--- Start of DATA ---

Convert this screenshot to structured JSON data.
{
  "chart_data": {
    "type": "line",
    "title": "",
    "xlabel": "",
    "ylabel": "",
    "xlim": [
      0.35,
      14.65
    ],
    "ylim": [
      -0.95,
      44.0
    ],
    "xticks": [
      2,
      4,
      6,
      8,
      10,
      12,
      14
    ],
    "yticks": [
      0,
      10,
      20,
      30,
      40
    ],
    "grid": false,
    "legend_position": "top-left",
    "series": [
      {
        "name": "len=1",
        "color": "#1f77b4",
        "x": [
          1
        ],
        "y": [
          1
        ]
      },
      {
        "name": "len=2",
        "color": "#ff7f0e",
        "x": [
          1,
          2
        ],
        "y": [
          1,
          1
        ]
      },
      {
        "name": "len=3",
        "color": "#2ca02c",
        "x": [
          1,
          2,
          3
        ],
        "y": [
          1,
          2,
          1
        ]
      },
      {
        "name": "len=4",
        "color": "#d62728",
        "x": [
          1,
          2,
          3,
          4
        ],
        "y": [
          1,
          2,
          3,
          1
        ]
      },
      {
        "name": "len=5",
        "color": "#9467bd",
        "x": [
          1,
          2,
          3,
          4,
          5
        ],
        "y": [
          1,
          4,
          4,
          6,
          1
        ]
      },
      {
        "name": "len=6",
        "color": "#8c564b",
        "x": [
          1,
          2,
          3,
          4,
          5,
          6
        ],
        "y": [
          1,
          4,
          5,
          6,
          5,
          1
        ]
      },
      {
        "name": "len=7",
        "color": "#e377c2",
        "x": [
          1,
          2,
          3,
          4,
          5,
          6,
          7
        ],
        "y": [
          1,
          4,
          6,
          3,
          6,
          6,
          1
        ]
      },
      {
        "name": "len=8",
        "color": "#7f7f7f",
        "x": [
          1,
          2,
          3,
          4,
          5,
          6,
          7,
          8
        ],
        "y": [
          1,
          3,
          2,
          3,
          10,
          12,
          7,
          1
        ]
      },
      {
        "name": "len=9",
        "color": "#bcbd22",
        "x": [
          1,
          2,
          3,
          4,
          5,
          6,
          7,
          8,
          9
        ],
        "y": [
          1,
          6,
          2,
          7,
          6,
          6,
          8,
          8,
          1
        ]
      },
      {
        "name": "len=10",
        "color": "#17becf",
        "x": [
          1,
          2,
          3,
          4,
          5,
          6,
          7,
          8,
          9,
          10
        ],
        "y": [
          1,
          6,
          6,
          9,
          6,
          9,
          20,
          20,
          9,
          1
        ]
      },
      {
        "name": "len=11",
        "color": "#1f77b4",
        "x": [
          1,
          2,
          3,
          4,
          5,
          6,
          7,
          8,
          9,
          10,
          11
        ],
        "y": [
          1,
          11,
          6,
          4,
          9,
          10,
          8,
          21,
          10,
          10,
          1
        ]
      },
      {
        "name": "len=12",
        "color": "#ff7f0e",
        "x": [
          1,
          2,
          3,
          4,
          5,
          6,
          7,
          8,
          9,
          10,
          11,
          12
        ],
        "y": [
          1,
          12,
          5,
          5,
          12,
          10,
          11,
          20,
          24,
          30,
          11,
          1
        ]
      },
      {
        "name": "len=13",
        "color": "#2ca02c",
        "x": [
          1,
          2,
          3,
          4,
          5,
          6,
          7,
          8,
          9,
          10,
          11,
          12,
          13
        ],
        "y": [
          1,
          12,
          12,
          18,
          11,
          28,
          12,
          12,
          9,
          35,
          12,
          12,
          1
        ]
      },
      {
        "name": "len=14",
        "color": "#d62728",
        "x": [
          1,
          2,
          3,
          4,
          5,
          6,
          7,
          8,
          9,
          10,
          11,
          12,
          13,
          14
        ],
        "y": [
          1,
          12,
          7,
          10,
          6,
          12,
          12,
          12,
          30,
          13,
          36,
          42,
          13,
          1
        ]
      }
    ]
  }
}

--- End of DATA ---
--- Start of DATA ---

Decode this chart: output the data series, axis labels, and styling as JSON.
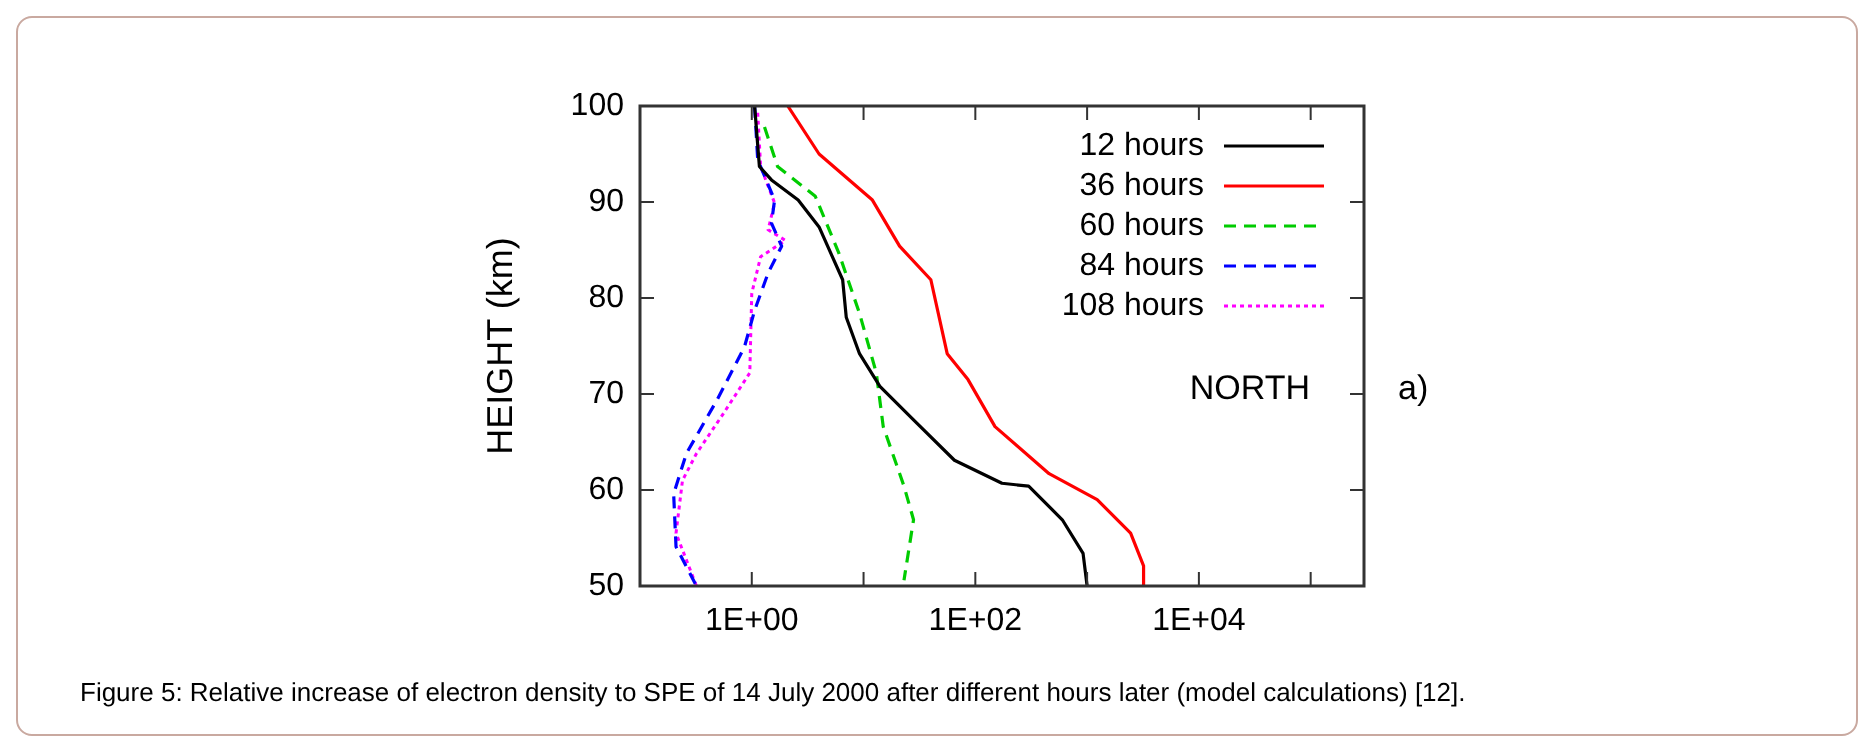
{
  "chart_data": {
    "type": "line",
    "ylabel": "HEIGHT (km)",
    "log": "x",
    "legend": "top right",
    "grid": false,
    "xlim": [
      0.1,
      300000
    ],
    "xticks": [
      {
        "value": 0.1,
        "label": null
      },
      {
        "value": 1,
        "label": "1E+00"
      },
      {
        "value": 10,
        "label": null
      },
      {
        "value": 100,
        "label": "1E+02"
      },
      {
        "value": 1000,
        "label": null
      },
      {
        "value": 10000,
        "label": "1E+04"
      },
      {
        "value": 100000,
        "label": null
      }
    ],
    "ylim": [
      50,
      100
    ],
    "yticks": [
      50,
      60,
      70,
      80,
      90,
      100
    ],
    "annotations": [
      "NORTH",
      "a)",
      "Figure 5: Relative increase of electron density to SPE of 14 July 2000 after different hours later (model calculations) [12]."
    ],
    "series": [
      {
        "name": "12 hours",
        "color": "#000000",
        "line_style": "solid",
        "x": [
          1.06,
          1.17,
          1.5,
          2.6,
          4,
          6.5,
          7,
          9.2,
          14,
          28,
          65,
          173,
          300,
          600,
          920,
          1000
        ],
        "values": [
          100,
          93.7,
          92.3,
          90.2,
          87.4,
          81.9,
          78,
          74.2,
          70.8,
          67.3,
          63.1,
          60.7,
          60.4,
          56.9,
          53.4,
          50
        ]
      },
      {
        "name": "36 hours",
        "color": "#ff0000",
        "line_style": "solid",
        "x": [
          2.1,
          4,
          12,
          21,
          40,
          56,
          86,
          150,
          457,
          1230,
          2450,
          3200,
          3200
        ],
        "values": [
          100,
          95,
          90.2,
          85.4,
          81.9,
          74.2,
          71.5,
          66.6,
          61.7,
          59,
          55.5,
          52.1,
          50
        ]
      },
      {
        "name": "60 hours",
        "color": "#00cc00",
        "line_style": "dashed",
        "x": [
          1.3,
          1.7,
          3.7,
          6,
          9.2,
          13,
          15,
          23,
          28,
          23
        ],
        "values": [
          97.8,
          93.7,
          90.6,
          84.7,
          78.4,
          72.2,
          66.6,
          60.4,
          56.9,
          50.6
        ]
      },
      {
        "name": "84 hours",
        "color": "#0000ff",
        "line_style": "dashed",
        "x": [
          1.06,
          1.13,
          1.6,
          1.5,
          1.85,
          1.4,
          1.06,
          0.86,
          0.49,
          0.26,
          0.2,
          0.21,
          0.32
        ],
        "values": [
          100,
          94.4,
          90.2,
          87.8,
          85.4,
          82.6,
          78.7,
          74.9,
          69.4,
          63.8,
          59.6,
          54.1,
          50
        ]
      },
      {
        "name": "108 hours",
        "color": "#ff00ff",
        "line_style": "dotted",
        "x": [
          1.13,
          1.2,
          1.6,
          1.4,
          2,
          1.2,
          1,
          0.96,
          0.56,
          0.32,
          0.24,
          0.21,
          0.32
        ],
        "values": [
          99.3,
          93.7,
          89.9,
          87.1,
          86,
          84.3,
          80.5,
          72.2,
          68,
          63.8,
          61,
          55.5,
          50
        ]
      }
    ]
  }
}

--- End of DATA ---

__GOAL OF THE EXERCISE__.
Using the records given above, list every line that includes the word "JSON".

__ANSWER FOR THE TASK__.
Convert this screenshot to structured JSON data.
Decode this chart: output the data series, axis labels, and styling as JSON.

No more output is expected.